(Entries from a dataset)
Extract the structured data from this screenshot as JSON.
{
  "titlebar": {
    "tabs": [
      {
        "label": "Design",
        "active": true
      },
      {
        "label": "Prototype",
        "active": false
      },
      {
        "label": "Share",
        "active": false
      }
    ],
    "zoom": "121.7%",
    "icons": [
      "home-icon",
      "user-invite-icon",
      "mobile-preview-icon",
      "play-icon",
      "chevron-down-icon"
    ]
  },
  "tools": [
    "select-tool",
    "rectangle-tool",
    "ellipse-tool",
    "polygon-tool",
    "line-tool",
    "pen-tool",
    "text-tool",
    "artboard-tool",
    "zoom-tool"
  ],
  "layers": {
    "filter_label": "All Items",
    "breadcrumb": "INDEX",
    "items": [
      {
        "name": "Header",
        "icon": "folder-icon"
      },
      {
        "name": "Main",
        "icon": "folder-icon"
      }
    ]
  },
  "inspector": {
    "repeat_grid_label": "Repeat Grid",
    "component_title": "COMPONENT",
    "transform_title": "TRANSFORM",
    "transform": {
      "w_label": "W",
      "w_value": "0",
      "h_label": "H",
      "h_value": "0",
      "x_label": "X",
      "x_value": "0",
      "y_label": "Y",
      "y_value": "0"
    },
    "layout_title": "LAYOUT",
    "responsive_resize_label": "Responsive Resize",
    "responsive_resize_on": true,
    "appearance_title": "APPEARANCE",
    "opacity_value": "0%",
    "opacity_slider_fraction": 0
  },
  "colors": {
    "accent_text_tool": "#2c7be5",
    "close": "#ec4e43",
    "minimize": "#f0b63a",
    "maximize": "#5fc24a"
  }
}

* JOB:
Every line above that contains the word "true" should be reported.

* EXERCISE RESULT:
        "active": true
    "responsive_resize_on": true,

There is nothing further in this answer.